(Rows from a dataset)
--------

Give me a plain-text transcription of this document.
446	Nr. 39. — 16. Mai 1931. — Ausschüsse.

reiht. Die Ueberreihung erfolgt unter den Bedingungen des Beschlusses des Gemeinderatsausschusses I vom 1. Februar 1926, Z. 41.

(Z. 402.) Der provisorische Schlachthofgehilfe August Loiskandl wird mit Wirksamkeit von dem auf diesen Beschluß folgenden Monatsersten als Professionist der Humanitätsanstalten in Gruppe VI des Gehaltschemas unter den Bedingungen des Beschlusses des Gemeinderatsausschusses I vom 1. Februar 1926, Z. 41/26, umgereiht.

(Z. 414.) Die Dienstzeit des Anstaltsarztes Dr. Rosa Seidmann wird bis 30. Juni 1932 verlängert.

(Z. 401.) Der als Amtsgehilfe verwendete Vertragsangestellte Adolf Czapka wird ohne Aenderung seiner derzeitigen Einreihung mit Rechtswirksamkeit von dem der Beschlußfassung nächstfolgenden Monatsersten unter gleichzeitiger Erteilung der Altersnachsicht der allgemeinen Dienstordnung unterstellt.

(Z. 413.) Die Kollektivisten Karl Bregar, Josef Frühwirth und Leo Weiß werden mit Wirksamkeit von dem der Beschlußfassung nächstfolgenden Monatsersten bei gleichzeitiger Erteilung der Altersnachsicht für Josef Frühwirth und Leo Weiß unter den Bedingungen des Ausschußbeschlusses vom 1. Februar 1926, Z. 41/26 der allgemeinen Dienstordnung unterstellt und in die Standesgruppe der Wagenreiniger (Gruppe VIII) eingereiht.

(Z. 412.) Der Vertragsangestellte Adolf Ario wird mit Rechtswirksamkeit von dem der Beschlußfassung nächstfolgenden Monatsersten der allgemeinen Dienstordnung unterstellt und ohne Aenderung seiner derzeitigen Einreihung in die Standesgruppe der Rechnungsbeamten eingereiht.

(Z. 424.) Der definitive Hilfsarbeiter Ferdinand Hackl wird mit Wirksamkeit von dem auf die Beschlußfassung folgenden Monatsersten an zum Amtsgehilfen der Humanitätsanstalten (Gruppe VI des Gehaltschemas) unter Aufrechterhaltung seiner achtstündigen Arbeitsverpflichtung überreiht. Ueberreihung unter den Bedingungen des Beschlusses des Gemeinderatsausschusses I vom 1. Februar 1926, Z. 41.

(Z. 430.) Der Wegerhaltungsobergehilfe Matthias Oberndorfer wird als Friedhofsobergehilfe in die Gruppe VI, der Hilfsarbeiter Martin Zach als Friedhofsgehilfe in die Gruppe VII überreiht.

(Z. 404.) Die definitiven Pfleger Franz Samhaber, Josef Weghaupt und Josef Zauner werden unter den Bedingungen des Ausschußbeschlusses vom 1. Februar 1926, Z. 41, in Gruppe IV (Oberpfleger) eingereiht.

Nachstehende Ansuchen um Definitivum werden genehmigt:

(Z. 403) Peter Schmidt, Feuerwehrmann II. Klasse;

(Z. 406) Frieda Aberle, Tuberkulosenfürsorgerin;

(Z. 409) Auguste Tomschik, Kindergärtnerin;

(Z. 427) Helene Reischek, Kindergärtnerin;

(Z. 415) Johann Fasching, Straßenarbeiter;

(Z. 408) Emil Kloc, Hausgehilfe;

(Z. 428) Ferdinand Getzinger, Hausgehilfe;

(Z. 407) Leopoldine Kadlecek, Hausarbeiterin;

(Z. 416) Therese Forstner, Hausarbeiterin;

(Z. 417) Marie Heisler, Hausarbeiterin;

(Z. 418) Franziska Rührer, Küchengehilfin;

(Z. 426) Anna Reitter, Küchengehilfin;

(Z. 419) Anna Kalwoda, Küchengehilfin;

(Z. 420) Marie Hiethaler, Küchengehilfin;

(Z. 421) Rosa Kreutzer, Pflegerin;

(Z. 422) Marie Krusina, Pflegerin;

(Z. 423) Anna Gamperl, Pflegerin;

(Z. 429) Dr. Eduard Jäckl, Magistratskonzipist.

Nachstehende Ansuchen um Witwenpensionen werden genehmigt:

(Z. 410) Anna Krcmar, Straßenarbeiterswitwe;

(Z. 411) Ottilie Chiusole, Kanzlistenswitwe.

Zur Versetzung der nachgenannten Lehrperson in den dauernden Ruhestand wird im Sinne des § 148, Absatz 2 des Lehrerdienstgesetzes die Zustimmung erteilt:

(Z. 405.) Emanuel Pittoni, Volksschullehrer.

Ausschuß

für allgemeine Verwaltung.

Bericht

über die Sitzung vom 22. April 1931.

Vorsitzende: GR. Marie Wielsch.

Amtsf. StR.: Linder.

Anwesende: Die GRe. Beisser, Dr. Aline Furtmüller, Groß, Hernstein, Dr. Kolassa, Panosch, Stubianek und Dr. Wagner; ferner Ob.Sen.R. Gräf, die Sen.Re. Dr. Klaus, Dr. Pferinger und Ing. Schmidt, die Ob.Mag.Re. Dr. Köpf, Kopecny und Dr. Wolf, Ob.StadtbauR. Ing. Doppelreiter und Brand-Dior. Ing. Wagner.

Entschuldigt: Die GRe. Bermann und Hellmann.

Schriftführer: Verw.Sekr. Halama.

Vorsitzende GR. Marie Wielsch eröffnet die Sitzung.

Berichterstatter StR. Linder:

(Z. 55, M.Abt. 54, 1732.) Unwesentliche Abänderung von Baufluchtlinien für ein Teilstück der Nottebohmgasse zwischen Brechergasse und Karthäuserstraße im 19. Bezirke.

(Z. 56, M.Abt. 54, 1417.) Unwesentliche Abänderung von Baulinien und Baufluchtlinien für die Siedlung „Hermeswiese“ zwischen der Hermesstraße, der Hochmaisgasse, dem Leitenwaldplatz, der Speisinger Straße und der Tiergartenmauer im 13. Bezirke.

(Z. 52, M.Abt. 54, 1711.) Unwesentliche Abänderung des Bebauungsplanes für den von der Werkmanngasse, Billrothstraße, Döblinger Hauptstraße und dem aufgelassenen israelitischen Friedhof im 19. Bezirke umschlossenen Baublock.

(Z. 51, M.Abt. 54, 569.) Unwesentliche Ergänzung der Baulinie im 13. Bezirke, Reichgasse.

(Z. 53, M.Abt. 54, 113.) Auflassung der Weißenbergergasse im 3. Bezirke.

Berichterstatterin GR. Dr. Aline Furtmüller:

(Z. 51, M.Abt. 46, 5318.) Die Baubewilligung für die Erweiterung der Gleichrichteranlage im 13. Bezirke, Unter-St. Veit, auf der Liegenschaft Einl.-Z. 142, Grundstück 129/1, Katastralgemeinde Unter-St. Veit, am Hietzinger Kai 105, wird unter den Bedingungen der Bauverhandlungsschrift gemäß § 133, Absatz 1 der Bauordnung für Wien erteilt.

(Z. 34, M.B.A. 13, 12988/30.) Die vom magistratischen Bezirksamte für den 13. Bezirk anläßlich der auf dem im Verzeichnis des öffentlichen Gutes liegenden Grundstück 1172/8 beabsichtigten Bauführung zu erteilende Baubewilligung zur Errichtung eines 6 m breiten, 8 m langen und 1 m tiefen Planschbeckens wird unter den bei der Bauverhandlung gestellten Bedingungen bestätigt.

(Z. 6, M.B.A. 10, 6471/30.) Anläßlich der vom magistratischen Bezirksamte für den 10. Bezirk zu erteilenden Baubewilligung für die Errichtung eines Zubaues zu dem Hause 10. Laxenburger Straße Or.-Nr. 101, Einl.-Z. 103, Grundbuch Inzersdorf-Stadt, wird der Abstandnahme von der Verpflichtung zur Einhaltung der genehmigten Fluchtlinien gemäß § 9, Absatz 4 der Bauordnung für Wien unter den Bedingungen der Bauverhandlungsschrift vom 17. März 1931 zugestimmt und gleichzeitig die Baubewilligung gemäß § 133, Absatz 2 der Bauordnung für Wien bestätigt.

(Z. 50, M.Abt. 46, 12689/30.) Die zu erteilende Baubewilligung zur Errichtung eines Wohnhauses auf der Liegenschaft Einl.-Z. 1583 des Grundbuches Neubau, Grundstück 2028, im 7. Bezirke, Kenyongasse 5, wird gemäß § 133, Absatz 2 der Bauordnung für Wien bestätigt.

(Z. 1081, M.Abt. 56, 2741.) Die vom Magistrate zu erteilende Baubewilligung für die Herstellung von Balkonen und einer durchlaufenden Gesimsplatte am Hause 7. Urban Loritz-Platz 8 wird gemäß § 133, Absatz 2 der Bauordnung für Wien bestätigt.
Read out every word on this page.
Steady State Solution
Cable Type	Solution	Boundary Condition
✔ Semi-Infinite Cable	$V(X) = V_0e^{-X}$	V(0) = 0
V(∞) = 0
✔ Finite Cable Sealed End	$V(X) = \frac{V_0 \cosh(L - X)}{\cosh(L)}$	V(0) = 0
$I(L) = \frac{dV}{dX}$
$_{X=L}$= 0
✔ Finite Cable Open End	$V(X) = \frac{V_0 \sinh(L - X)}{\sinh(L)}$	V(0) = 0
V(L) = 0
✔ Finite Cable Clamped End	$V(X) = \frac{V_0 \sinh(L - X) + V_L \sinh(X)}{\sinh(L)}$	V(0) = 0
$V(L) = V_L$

--------

* _Requirements_
Take every line above carrying "nächstfolgenden" and return it.

* _Finished exercise_
(Z. 401.) Der als Amtsgehilfe verwendete Vertragsangestellte Adolf Czapka wird ohne Aenderung seiner derzeitigen Einreihung mit Rechtswirksamkeit von dem der Beschlußfassung nächstfolgenden Monatsersten unter gleichzeitiger Erteilung der Altersnachsicht der allgemeinen Dienstordnung unterstellt.
(Z. 413.) Die Kollektivisten Karl Bregar, Josef Frühwirth und Leo Weiß werden mit Wirksamkeit von dem der Beschlußfassung nächstfolgenden Monatsersten bei gleichzeitiger Erteilung der Altersnachsicht für Josef Frühwirth und Leo Weiß unter den Bedingungen des Ausschußbeschlusses vom 1. Februar 1926, Z. 41/26 der allgemeinen Dienstordnung unterstellt und in die Standesgruppe der Wagenreiniger (Gruppe VIII) eingereiht.
(Z. 412.) Der Vertragsangestellte Adolf Ario wird mit Rechtswirksamkeit von dem der Beschlußfassung nächstfolgenden Monatsersten der allgemeinen Dienstordnung unterstellt und ohne Aenderung seiner derzeitigen Einreihung in die Standesgruppe der Rechnungsbeamten eingereiht.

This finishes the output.